#### [QUOTED PASSAGE]
--- START ---
Hansen, B.B. and Klopfer, S.O. (2006) Optimal full matching and
 related designs via network flows, JCGS 15 609-627.

optmatch is available on CRAN:

> install.packages("optmatch")
> library("optmatch")

Choice of solvers

There are two different packages implementing the actual solver which can be used.

  • The default, starting in 0.10.0, is the LEMON graph library’s Min Cost Flow solver, implemented in the rlemon package.
  • In previous versions, the default was the RELAX-IV solver, which is now implemented in the rrelaxiv package.

Users wishing to utilize the RELAX-IV solver must install rrelaxiv separately, see that page for details. Once installed, RELAX-IV becomes the default solver.

The LEMON solver has four separate algorithms implemented, Cycle Cancelling (the default), Network Simplex, Cost Scaling, and Capacity Scaling. Each has its own trade-offs and performance quirks. See help(fullmatch) for details of how to choose which is being used.

Using optmatch

In addition to the optimal full matching algorithm, the package contains useful functions for generating distance specifications, combining and editing distance specifications, and summarizing and displaying matches. This walk through shows how to use these tools in your matching workflow.

Simulated data

Before we start, let’s generate some simulated data. We will have two groups, the “treated” and “control” groups. Without our knowledge, nature assigned units from a pool into one of these two groups. The probability of being a treated unit depends on some covariates. In the vector Z, let a 1 denote treated units and 0 denote control units

set.seed(20120111) # set this to get the exact same answers as I do
n <- 26 # chosen so we can divide the alphabet in half
W <- data.frame(w1 = rbeta(n, 4, 2), w2 = rbinom(n, 1, p = .33))

# nature assigns to treatment
tmp <- numeric(n)
--- END ---
#### [AIM 1]
Retype the listing from its first line through the line containing "- ratio-ytick-label: 2: [69, 651, 80, 672]", including both ends.
The optmatch passage and the listing are separate, unrelated material.

#### [PROVIDED DATA]
--- START ---
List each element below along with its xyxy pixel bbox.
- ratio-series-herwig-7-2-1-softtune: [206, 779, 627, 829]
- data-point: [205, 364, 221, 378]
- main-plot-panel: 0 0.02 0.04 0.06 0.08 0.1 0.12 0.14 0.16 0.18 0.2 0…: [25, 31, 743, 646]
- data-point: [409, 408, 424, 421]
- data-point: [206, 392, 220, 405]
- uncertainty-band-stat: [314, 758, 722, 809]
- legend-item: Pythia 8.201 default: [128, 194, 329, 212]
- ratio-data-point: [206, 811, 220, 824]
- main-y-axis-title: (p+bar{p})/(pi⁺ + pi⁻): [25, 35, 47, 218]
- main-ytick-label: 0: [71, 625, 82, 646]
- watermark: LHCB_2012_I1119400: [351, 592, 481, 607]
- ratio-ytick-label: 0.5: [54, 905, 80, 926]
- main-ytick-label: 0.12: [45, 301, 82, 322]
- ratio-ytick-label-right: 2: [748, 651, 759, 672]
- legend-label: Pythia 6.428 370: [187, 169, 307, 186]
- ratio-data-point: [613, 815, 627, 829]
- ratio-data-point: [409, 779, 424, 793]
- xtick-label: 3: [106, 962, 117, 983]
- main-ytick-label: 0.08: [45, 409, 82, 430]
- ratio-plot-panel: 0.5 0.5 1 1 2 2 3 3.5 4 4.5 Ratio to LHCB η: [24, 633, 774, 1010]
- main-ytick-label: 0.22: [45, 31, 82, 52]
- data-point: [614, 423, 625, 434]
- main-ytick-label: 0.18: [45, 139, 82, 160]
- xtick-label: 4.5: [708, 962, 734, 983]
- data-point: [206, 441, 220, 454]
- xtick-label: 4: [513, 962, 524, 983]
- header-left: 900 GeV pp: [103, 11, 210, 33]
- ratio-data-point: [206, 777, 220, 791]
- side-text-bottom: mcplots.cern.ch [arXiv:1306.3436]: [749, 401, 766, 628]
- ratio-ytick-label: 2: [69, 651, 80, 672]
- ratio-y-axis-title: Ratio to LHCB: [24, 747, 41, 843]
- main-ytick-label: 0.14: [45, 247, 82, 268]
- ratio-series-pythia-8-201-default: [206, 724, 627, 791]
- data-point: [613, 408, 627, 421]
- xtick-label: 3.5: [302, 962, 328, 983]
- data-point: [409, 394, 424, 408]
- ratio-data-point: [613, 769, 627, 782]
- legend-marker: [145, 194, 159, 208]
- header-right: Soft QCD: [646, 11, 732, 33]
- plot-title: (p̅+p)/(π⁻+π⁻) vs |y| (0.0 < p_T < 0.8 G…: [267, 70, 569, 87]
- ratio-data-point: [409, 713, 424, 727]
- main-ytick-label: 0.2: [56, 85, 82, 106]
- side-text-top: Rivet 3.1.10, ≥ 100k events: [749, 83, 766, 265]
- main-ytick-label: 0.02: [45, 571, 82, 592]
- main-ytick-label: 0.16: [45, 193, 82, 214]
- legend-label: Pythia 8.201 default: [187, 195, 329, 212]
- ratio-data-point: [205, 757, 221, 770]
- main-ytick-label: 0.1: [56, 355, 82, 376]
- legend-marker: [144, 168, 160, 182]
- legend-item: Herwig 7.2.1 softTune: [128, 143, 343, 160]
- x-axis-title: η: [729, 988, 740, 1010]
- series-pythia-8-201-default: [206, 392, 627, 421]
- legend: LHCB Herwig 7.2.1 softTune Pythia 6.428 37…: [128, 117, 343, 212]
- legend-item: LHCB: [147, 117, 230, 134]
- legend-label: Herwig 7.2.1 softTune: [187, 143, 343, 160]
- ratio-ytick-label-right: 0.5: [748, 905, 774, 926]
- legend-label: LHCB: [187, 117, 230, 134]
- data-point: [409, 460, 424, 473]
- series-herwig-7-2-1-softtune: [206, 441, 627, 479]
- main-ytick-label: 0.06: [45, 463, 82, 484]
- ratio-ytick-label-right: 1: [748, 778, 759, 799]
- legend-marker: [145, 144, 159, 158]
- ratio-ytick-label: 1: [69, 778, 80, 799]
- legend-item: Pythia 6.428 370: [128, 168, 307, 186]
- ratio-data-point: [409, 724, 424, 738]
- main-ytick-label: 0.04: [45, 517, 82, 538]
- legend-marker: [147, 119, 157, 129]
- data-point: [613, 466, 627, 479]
--- END ---
#### [AIM 2]
Answer these questions from the optmatch passage:
(a) Which solver has been the default since version 0.10.0?
(b) Which of the LEMON solver's four algorithms is the default?
(c) What value is n set to in the simulated data code?

#### [COMPLETE RESPONSE 1]
List each element below along with its xyxy pixel bbox.
- ratio-series-herwig-7-2-1-softtune: [206, 779, 627, 829]
- data-point: [205, 364, 221, 378]
- main-plot-panel: 0 0.02 0.04 0.06 0.08 0.1 0.12 0.14 0.16 0.18 0.2 0…: [25, 31, 743, 646]
- data-point: [409, 408, 424, 421]
- data-point: [206, 392, 220, 405]
- uncertainty-band-stat: [314, 758, 722, 809]
- legend-item: Pythia 8.201 default: [128, 194, 329, 212]
- ratio-data-point: [206, 811, 220, 824]
- main-y-axis-title: (p+bar{p})/(pi⁺ + pi⁻): [25, 35, 47, 218]
- main-ytick-label: 0: [71, 625, 82, 646]
- watermark: LHCB_2012_I1119400: [351, 592, 481, 607]
- ratio-ytick-label: 0.5: [54, 905, 80, 926]
- main-ytick-label: 0.12: [45, 301, 82, 322]
- ratio-ytick-label-right: 2: [748, 651, 759, 672]
- legend-label: Pythia 6.428 370: [187, 169, 307, 186]
- ratio-data-point: [613, 815, 627, 829]
- ratio-data-point: [409, 779, 424, 793]
- xtick-label: 3: [106, 962, 117, 983]
- main-ytick-label: 0.08: [45, 409, 82, 430]
- ratio-plot-panel: 0.5 0.5 1 1 2 2 3 3.5 4 4.5 Ratio to LHCB η: [24, 633, 774, 1010]
- main-ytick-label: 0.22: [45, 31, 82, 52]
- data-point: [614, 423, 625, 434]
- main-ytick-label: 0.18: [45, 139, 82, 160]
- xtick-label: 4.5: [708, 962, 734, 983]
- data-point: [206, 441, 220, 454]
- xtick-label: 4: [513, 962, 524, 983]
- header-left: 900 GeV pp: [103, 11, 210, 33]
- ratio-data-point: [206, 777, 220, 791]
- side-text-bottom: mcplots.cern.ch [arXiv:1306.3436]: [749, 401, 766, 628]
- ratio-ytick-label: 2: [69, 651, 80, 672]

#### [COMPLETE RESPONSE 2]
(a) The LEMON graph library's Min Cost Flow solver, implemented in the rlemon package.
(b) Cycle Cancelling.
(c) 26.